Task instructions
Skip all pictures, then print the remaining material exactly.

[Stored dataset items]
= = =

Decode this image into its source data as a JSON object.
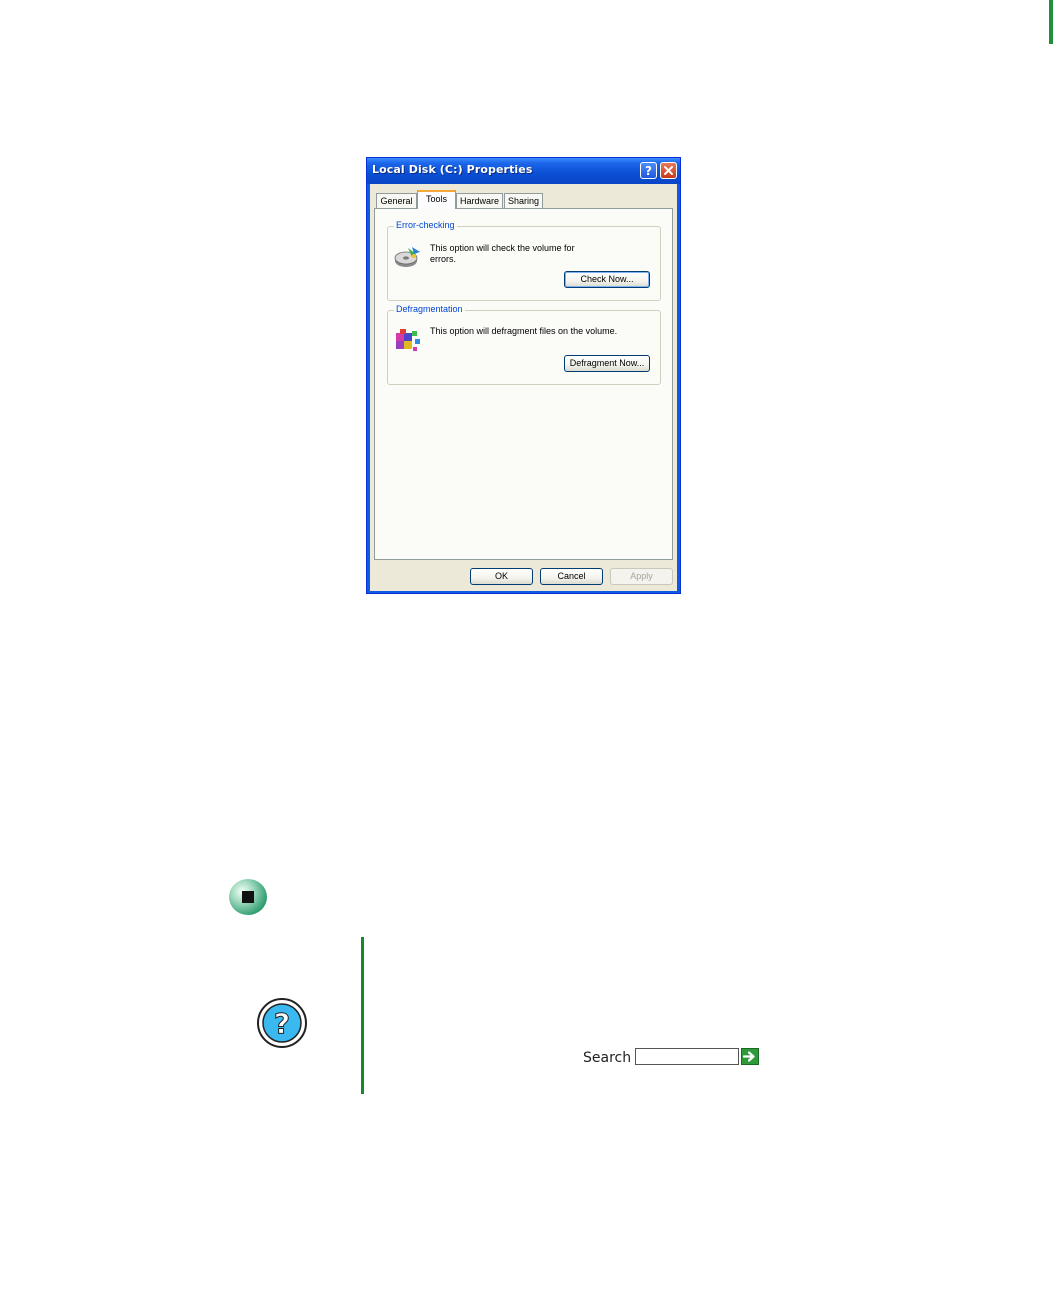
{
  "dialog": {
    "title": "Local Disk (C:) Properties",
    "help_button_glyph": "?",
    "tabs": [
      {
        "label": "General"
      },
      {
        "label": "Tools"
      },
      {
        "label": "Hardware"
      },
      {
        "label": "Sharing"
      }
    ],
    "active_tab": "Tools",
    "error_checking": {
      "heading": "Error-checking",
      "description": "This option will check the volume for errors.",
      "button_label": "Check Now...",
      "icon": "disk-check-icon"
    },
    "defragmentation": {
      "heading": "Defragmentation",
      "description": "This option will defragment files on the volume.",
      "button_label": "Defragment Now...",
      "icon": "defragment-icon"
    },
    "footer": {
      "ok_label": "OK",
      "cancel_label": "Cancel",
      "apply_label": "Apply"
    }
  },
  "help_panel": {
    "help_icon": "question-mark-icon",
    "search_label": "Search",
    "search_value": "",
    "go_icon": "green-arrow-icon"
  },
  "colors": {
    "titlebar": "#0a4fd4",
    "accent_green": "#138a2c",
    "tab_highlight": "#f5a73a",
    "group_label": "#0046d5"
  }
}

= = =

Solution
Decode this image into its source data as a JSON object.
{
  "dialog": {
    "title": "Local Disk (C:) Properties",
    "help_button_glyph": "?",
    "tabs": [
      {
        "label": "General"
      },
      {
        "label": "Tools"
      },
      {
        "label": "Hardware"
      },
      {
        "label": "Sharing"
      }
    ],
    "active_tab": "Tools",
    "error_checking": {
      "heading": "Error-checking",
      "description": "This option will check the volume for errors.",
      "button_label": "Check Now...",
      "icon": "disk-check-icon"
    },
    "defragmentation": {
      "heading": "Defragmentation",
      "description": "This option will defragment files on the volume.",
      "button_label": "Defragment Now...",
      "icon": "defragment-icon"
    },
    "footer": {
      "ok_label": "OK",
      "cancel_label": "Cancel",
      "apply_label": "Apply"
    }
  },
  "help_panel": {
    "help_icon": "question-mark-icon",
    "search_label": "Search",
    "search_value": "",
    "go_icon": "green-arrow-icon"
  },
  "colors": {
    "titlebar": "#0a4fd4",
    "accent_green": "#138a2c",
    "tab_highlight": "#f5a73a",
    "group_label": "#0046d5"
  }
}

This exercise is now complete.